Extract each line of the records below that contains the word "xlabel".

----

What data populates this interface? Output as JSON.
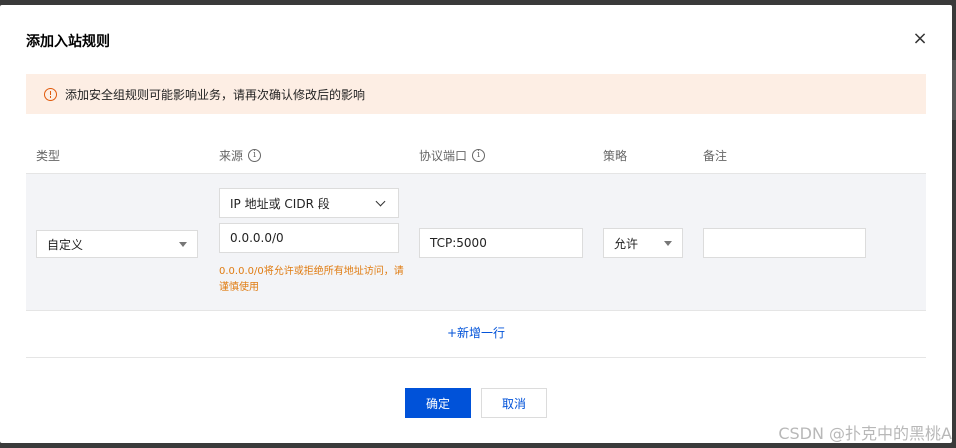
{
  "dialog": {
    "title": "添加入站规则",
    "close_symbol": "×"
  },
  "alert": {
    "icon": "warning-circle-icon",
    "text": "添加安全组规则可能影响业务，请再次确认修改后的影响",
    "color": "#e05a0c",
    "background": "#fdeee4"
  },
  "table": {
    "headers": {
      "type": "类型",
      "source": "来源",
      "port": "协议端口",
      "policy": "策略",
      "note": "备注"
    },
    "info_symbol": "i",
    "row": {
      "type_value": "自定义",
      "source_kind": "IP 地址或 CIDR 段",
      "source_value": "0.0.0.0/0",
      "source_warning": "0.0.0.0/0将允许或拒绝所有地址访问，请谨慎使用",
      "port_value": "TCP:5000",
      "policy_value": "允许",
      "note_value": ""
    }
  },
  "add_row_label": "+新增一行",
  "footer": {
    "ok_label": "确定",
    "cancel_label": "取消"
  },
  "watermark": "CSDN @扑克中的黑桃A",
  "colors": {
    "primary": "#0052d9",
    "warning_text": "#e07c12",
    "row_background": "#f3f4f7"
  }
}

----

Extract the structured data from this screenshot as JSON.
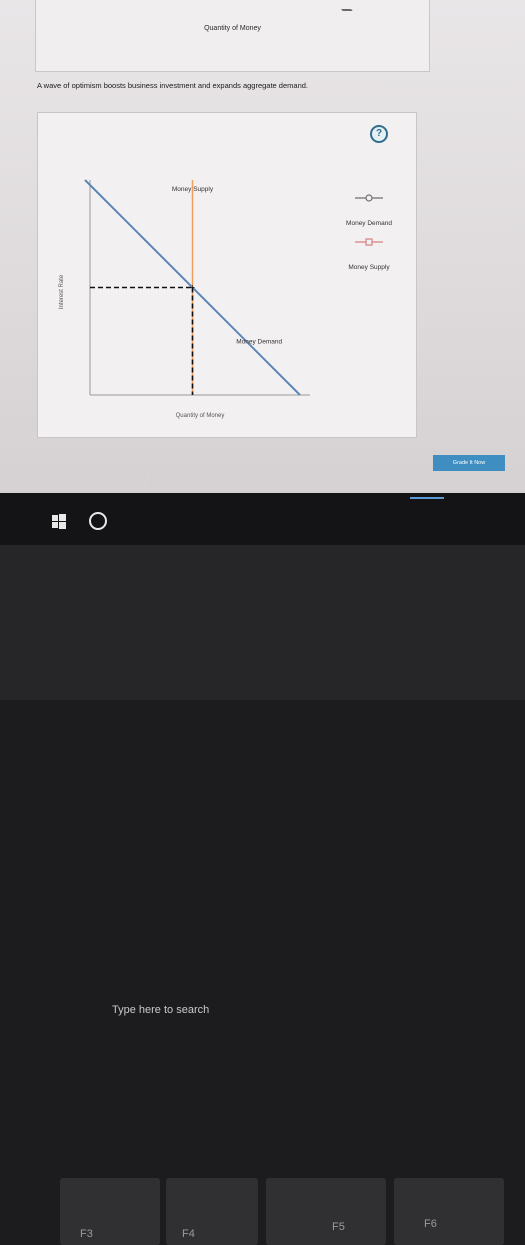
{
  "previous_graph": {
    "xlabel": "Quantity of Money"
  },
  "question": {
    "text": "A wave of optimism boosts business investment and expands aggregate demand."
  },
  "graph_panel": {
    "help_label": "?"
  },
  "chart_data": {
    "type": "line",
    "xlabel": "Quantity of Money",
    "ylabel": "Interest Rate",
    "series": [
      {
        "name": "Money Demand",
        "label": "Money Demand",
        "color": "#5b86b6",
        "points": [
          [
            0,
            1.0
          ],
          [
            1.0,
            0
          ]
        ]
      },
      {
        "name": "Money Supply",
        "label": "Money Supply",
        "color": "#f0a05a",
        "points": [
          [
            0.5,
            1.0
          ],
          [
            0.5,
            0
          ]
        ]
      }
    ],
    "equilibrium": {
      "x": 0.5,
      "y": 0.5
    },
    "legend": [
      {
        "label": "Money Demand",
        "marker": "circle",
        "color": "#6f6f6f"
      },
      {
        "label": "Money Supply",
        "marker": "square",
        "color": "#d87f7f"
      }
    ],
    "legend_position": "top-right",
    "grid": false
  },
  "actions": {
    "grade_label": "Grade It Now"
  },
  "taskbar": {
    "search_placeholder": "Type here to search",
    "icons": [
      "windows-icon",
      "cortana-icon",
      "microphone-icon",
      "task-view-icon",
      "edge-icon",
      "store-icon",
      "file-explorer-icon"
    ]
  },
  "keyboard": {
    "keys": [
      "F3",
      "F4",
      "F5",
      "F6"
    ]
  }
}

----

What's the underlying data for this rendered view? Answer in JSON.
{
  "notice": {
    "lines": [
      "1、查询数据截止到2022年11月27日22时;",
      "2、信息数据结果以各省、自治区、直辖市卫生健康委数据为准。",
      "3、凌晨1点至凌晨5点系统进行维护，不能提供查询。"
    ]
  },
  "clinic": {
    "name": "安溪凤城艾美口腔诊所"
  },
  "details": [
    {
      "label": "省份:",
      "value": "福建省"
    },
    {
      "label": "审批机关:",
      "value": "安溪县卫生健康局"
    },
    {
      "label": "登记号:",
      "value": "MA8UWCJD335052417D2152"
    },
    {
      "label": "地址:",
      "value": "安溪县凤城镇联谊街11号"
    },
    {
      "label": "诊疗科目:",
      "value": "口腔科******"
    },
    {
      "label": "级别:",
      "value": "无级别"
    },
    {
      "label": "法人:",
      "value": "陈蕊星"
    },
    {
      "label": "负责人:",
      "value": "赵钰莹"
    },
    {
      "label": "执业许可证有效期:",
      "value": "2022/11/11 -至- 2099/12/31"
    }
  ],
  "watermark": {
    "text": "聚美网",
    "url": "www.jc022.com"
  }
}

----

**Answer**
    "xlabel": "Quantity of Money"
    "xlabel": "Quantity of Money",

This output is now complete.